● TO DO: Return the lines where the word "best" occurs.

● EXERCISE DATA:
########################################
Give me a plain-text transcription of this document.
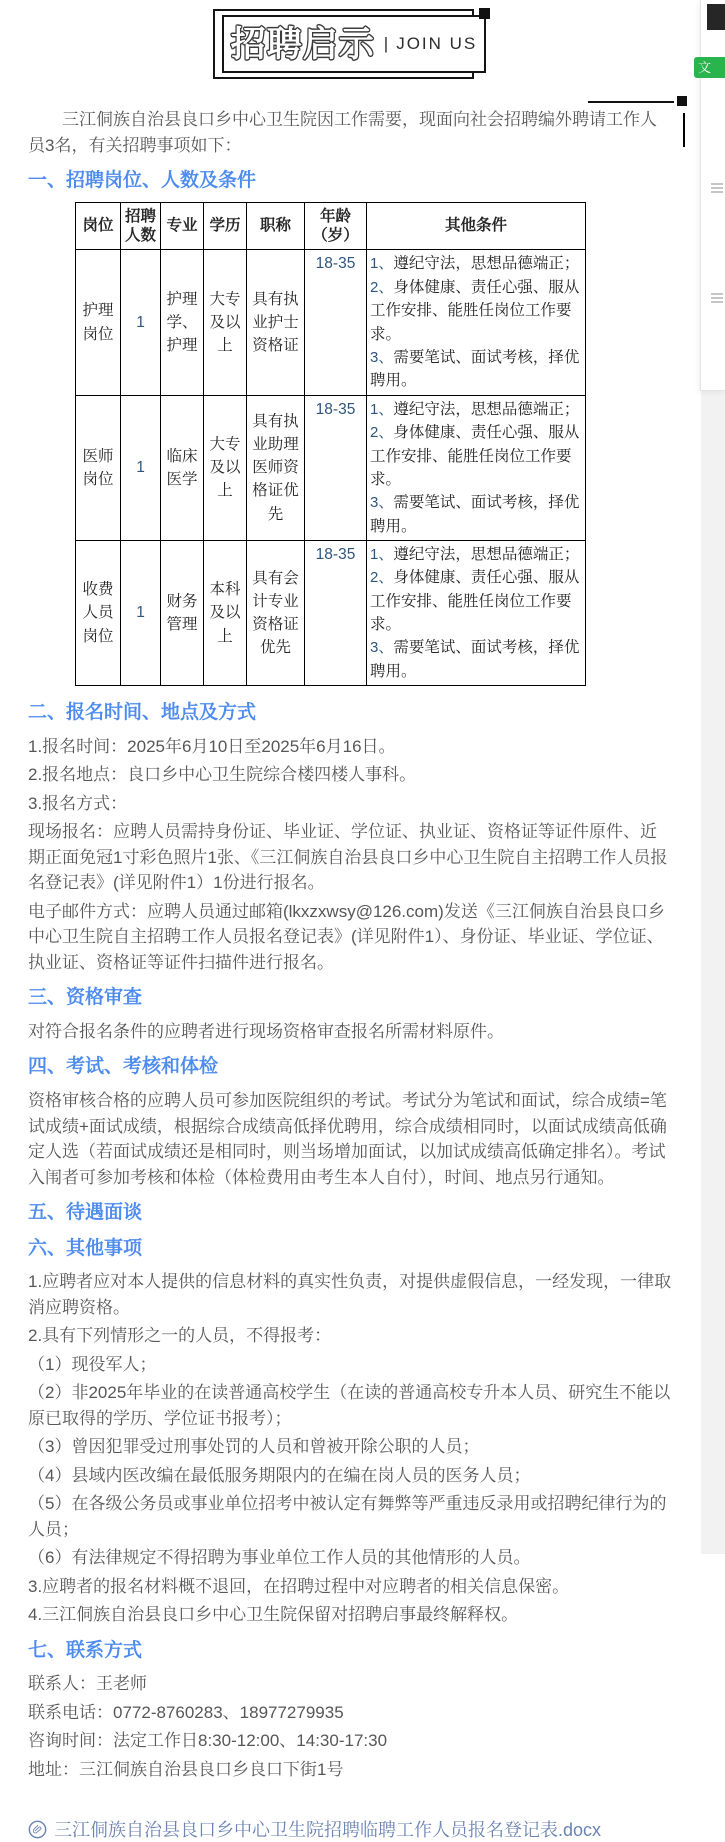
招聘启示 | JOIN US

三江侗族自治县良口乡中心卫生院因工作需要，现面向社会招聘编外聘请工作人员3名，有关招聘事项如下：

一、招聘岗位、人数及条件
岗位	招聘人数	专业	学历	职称	年龄（岁）	其他条件
护理岗位	1	护理学、护理	大专及以上	具有执业护士资格证	18-35	1、遵纪守法，思想品德端正；

2、身体健康、责任心强、服从工作安排、能胜任岗位工作要求。

3、需要笔试、面试考核，择优聘用。

医师岗位	1	临床医学	大专及以上	具有执业助理医师资格证优先	18-35	1、遵纪守法，思想品德端正；

2、身体健康、责任心强、服从工作安排、能胜任岗位工作要求。

3、需要笔试、面试考核，择优聘用。

收费人员岗位	1	财务管理	本科及以上	具有会计专业资格证优先	18-35	1、遵纪守法，思想品德端正；

2、身体健康、责任心强、服从工作安排、能胜任岗位工作要求。

3、需要笔试、面试考核，择优聘用。

二、报名时间、地点及方式

1.报名时间：2025年6月10日至2025年6月16日。

2.报名地点：良口乡中心卫生院综合楼四楼人事科。

3.报名方式：

现场报名：应聘人员需持身份证、毕业证、学位证、执业证、资格证等证件原件、近期正面免冠1寸彩色照片1张、《三江侗族自治县良口乡中心卫生院自主招聘工作人员报名登记表》(详见附件1）1份进行报名。

电子邮件方式：应聘人员通过邮箱(lkxzxwsy@126.com)发送《三江侗族自治县良口乡中心卫生院自主招聘工作人员报名登记表》(详见附件1）、身份证、毕业证、学位证、执业证、资格证等证件扫描件进行报名。

三、资格审查

对符合报名条件的应聘者进行现场资格审查报名所需材料原件。

四、考试、考核和体检

资格审核合格的应聘人员可参加医院组织的考试。考试分为笔试和面试，综合成绩=笔试成绩+面试成绩，根据综合成绩高低择优聘用，综合成绩相同时，以面试成绩高低确定人选（若面试成绩还是相同时，则当场增加面试，以加试成绩高低确定排名）。考试入闱者可参加考核和体检（体检费用由考生本人自付），时间、地点另行通知。

五、待遇面谈
六、其他事项

1.应聘者应对本人提供的信息材料的真实性负责，对提供虚假信息，一经发现，一律取消应聘资格。

2.具有下列情形之一的人员，不得报考：

（1）现役军人；

（2）非2025年毕业的在读普通高校学生（在读的普通高校专升本人员、研究生不能以原已取得的学历、学位证书报考）；

（3）曾因犯罪受过刑事处罚的人员和曾被开除公职的人员；

（4）县域内医改编在最低服务期限内的在编在岗人员的医务人员；

（5）在各级公务员或事业单位招考中被认定有舞弊等严重违反录用或招聘纪律行为的人员；

（6）有法律规定不得招聘为事业单位工作人员的其他情形的人员。

3.应聘者的报名材料概不退回，在招聘过程中对应聘者的相关信息保密。

4.三江侗族自治县良口乡中心卫生院保留对招聘启事最终解释权。

七、联系方式

联系人：王老师

联系电话：0772-8760283、18977279935

咨询时间：法定工作日8:30-12:00、14:30-17:30

地址：三江侗族自治县良口乡良口下街1号

三江侗族自治县良口乡中心卫生院招聘临聘工作人员报名登记表.docx
文
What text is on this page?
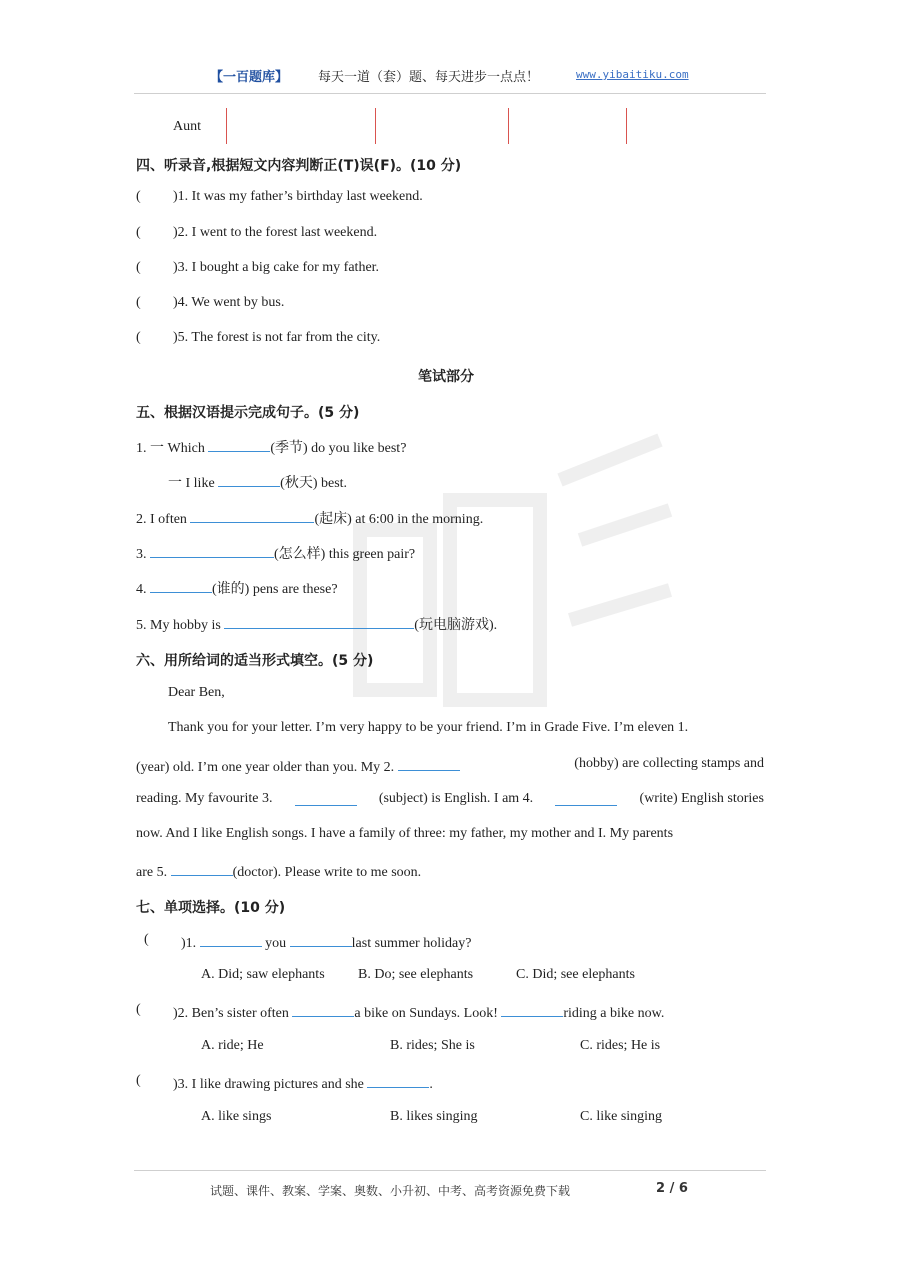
【一百题库】 每天一道（套）题、每天进步一点点！	www.yibaitiku.com
Aunt
四、听录音,根据短文内容判断正(T)误(F)。(10 分)
( )1. It was my father’s birthday last weekend.
( )2. I went to the forest last weekend.
( )3. I bought a big cake for my father.
( )4. We went by bus.
( )5. The forest is not far from the city.
笔试部分
五、根据汉语提示完成句子。(5 分)
1. 一 Which	(季节) do you like best?
一 I like	(秋天) best.
2. I often	(起床) at 6:00 in the morning.
3.	(怎么样) this green pair?
4.	(谁的) pens are these?
5. My hobby is	(玩电脑游戏).
六、用所给词的适当形式填空。(5 分)
Dear Ben,
Thank you for your letter. I’m very happy to be your friend. I’m in Grade Five. I’m eleven 1.
(year) old. I’m one year older than you. My 2.	(hobby) are collecting stamps and
reading. My favourite 3.	(subject) is English. I am 4.	(write) English stories
now. And I like English songs. I have a family of three: my father, my mother and I. My parents
are 5.	(doctor). Please write to me soon.
七、单项选择。(10 分)
( )1.	you	last summer holiday?
A. Did; saw elephants B. Do; see elephants	C. Did; see elephants
( )2. Ben’s sister often	a bike on Sundays. Look!	riding a bike now.
A. ride; He	B. rides; She is	C. rides; He is
( )3. I like drawing pictures and she	.
A. like sings	B. likes singing	C. like singing
试题、课件、教案、学案、奥数、小升初、中考、高考资源免费下载	2 / 6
########################################
● RESULT FOR THIS EXERCISE:
1. 一 Which	(季节) do you like best?
一 I like	(秋天) best.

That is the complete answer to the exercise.